-- Written request --
Using the records provided below, locate and copy each line that contains the word "ylabel".

* begin Entries provided *

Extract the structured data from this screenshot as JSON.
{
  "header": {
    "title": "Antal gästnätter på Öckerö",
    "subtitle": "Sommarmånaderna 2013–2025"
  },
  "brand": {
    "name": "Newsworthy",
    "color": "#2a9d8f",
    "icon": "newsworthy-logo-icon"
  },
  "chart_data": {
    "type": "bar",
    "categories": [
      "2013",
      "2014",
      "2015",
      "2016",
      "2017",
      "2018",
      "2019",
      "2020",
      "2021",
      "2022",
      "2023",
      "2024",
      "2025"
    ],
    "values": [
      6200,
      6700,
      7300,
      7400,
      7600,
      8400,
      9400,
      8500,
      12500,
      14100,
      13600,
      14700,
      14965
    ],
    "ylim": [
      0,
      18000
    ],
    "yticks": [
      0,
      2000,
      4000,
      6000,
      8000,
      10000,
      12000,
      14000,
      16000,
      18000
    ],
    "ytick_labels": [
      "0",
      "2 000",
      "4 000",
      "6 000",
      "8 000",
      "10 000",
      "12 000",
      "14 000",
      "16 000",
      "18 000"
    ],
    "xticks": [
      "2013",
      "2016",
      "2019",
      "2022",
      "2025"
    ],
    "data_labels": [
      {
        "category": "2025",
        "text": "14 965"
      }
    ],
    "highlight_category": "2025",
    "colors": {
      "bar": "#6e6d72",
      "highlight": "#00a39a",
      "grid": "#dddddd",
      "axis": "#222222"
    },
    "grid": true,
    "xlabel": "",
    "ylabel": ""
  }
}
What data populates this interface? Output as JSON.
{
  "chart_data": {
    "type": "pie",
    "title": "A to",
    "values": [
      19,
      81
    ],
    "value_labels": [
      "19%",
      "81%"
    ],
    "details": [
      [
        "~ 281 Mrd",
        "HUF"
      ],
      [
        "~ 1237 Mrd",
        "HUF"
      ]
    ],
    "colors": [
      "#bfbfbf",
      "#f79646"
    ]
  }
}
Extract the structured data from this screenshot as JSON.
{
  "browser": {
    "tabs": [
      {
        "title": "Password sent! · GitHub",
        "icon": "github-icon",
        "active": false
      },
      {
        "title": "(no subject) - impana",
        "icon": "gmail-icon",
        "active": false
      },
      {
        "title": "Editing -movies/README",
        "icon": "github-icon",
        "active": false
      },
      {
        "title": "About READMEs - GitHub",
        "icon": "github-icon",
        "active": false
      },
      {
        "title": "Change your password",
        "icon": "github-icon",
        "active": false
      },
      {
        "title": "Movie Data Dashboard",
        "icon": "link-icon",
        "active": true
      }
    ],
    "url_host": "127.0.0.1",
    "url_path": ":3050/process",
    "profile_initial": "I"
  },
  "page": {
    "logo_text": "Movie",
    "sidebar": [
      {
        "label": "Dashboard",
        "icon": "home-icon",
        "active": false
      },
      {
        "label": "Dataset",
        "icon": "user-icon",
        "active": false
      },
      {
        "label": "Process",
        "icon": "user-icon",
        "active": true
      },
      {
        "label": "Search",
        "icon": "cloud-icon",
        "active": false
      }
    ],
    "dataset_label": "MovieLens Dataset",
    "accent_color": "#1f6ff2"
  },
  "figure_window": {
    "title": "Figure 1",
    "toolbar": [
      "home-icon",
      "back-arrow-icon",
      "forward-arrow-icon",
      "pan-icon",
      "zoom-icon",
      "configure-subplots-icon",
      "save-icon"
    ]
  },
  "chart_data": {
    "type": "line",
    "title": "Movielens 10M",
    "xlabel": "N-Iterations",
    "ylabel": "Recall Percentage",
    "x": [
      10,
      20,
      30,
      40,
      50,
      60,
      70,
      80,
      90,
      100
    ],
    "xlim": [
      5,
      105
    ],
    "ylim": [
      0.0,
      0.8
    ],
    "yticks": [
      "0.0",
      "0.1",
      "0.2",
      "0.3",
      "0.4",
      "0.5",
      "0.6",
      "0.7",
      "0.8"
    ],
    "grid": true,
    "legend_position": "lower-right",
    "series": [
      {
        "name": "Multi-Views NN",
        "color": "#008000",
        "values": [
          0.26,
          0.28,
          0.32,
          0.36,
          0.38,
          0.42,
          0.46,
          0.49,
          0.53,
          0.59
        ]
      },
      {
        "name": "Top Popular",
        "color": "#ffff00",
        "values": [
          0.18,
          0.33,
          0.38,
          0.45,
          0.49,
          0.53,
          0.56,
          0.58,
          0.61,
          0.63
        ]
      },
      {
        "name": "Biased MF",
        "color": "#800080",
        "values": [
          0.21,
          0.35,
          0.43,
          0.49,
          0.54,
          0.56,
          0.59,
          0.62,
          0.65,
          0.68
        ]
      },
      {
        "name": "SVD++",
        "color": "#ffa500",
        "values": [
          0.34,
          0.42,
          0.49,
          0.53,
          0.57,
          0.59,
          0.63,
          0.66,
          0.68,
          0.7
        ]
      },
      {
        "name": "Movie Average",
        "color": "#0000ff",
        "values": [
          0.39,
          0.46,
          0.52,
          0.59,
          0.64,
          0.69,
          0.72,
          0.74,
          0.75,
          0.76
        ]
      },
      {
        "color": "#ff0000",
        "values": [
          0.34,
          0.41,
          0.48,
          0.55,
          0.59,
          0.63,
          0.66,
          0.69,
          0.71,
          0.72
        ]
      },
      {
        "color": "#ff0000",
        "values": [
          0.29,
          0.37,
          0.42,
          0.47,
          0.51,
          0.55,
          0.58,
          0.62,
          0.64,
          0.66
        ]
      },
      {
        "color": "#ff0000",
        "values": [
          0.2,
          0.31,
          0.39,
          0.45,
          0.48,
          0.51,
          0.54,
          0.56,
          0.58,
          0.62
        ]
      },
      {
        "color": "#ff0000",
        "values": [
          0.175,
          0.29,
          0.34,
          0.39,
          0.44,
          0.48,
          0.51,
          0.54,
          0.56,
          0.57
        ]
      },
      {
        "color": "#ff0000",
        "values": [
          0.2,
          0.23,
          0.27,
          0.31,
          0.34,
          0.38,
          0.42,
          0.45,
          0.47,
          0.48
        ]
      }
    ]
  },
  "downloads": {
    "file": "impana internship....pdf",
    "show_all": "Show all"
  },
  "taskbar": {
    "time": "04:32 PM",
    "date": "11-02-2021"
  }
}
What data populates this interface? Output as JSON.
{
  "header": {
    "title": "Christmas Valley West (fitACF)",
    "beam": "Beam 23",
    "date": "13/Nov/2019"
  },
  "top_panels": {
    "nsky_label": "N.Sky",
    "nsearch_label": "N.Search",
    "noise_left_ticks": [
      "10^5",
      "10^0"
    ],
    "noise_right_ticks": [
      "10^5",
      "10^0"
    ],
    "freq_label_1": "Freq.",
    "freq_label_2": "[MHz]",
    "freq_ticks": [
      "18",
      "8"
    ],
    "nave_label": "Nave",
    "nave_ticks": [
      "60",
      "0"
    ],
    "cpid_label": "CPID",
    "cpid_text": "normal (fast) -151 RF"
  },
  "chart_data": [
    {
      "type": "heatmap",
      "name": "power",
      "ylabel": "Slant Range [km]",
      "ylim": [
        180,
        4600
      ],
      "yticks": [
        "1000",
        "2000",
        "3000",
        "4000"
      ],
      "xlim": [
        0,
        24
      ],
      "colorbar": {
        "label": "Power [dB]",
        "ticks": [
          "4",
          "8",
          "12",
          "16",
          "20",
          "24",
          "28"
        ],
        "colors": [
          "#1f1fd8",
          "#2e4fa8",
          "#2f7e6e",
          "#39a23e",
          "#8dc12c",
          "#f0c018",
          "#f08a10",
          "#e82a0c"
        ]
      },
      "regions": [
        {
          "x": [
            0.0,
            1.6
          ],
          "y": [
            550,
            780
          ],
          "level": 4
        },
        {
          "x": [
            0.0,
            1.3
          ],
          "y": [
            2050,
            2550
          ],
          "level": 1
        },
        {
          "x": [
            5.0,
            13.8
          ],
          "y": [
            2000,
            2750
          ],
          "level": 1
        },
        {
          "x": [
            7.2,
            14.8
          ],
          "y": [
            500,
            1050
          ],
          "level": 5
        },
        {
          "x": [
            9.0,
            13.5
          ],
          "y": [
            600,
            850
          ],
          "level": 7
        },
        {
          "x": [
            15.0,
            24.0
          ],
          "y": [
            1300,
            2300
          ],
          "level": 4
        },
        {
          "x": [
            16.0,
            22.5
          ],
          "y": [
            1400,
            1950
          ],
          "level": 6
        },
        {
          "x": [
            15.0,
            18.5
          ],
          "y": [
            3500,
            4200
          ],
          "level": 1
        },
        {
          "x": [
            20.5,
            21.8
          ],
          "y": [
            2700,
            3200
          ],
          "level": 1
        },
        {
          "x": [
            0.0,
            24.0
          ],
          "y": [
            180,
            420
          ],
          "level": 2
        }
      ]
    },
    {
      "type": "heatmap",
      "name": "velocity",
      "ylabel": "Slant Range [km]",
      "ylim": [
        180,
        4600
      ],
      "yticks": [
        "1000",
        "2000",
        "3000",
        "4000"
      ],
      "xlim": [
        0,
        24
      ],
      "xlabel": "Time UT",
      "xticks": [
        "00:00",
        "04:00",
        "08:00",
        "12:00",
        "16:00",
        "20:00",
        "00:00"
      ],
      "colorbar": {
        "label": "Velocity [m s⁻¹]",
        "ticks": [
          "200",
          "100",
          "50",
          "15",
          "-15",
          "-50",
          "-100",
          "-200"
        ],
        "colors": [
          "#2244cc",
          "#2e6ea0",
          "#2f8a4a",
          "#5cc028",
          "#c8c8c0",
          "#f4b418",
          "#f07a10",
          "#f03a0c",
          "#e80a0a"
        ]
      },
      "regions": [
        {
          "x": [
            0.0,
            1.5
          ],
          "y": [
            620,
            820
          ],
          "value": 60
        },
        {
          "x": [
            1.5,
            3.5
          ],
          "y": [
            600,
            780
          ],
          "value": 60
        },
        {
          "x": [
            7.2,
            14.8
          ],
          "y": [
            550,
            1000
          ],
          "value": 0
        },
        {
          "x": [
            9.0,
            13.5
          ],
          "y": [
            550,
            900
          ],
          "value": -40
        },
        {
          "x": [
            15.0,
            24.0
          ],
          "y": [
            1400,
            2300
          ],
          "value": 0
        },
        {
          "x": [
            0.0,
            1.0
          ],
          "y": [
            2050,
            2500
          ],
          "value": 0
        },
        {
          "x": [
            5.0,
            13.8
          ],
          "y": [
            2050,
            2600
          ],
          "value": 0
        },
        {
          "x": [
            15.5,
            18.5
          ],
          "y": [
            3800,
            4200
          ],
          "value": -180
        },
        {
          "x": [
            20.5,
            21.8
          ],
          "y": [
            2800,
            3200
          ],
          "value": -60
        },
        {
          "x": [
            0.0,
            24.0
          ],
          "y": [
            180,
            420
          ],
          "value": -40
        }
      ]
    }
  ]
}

* end Entries provided *

-- Exercise answer --
    "ylabel": ""
    "ylabel": "Recall Percentage",
      "ylabel": "Slant Range [km]",
      "ylabel": "Slant Range [km]",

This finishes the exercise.